_Set problem_:
In the data below, find every line with the string "moeda" and pull it out.

_Material to process_:
::::::::::

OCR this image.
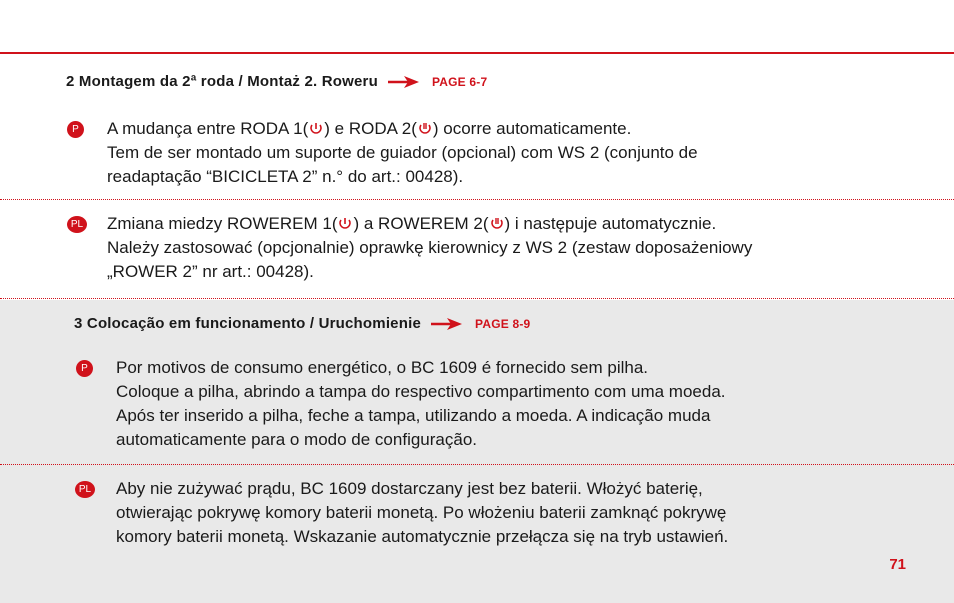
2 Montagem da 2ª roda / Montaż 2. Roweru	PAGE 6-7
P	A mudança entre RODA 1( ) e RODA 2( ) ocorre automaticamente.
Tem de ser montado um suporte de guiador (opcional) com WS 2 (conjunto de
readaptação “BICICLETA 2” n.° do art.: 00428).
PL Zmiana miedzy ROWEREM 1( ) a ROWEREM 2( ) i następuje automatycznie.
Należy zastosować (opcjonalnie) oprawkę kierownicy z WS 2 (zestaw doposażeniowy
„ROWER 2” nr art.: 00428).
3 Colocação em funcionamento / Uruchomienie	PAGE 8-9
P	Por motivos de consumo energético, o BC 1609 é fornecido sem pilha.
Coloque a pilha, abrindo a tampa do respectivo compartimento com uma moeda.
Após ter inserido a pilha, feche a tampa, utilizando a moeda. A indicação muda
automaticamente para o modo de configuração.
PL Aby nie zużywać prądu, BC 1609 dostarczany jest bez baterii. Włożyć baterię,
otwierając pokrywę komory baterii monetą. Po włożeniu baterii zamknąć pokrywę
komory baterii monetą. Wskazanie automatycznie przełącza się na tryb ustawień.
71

::::::::::

_Correct result_:
Coloque a pilha, abrindo a tampa do respectivo compartimento com uma moeda.
Após ter inserido a pilha, feche a tampa, utilizando a moeda. A indicação muda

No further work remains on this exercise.